[Source data]
= = = = =

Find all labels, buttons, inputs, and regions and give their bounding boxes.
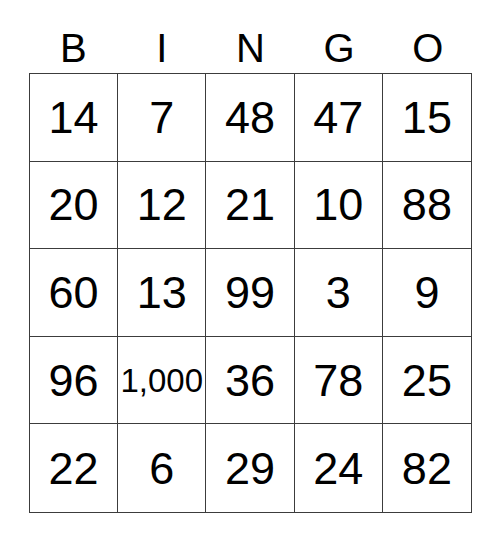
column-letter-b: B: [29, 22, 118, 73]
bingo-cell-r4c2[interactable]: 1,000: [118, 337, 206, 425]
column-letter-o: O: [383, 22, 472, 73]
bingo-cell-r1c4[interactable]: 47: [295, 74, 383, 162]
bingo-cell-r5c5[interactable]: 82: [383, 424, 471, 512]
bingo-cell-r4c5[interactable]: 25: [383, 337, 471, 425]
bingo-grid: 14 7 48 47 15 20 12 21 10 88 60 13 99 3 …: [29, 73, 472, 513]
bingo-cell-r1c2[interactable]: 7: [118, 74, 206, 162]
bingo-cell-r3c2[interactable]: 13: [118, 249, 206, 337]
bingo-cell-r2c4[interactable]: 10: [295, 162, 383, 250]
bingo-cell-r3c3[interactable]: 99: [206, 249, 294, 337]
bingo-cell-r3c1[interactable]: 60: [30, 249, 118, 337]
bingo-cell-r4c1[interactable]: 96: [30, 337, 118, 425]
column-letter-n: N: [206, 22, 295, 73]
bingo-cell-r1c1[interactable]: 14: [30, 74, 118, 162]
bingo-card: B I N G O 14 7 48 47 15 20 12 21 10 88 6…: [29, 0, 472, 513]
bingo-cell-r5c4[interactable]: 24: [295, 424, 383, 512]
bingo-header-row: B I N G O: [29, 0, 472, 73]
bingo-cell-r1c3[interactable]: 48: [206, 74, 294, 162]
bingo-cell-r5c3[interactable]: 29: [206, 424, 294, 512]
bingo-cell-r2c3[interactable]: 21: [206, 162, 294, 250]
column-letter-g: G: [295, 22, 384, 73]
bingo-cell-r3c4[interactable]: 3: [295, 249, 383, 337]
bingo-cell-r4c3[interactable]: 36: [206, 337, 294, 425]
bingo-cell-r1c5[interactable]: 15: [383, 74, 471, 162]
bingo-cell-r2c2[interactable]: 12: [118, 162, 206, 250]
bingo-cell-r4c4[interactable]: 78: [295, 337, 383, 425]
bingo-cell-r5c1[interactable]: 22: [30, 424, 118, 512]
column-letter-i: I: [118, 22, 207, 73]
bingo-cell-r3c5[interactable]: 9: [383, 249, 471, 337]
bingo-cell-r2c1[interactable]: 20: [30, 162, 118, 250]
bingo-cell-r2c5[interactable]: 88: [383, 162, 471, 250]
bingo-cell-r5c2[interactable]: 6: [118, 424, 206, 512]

= = = = =

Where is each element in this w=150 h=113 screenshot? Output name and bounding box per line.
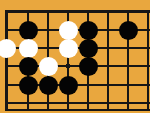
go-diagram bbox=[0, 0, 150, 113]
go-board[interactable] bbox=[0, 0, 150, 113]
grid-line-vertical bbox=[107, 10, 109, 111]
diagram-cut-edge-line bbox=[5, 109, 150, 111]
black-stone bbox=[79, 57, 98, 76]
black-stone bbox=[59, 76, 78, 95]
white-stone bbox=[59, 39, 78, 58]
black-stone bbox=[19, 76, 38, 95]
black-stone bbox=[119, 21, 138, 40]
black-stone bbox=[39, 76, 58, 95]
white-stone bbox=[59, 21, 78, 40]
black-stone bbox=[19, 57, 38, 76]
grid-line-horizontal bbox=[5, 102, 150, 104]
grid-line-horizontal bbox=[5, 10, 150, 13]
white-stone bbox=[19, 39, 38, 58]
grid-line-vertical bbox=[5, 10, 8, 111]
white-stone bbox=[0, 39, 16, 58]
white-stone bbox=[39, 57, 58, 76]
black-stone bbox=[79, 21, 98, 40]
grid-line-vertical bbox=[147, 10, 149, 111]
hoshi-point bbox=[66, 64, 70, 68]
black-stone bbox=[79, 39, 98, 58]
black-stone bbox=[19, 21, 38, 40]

= = = = =

__Your goal__
Reproduce the entries word for word, starting at the line that contains "go-diagram bbox=[0, 0, 150, 113]" and ending at the line that contains "black-stone bbox=[39, 76, 58, 95]", with both of those lines included.

__Problem solution__
go-diagram bbox=[0, 0, 150, 113]
go-board[interactable] bbox=[0, 0, 150, 113]
grid-line-vertical bbox=[107, 10, 109, 111]
diagram-cut-edge-line bbox=[5, 109, 150, 111]
black-stone bbox=[79, 57, 98, 76]
black-stone bbox=[59, 76, 78, 95]
white-stone bbox=[59, 39, 78, 58]
black-stone bbox=[19, 76, 38, 95]
black-stone bbox=[119, 21, 138, 40]
black-stone bbox=[39, 76, 58, 95]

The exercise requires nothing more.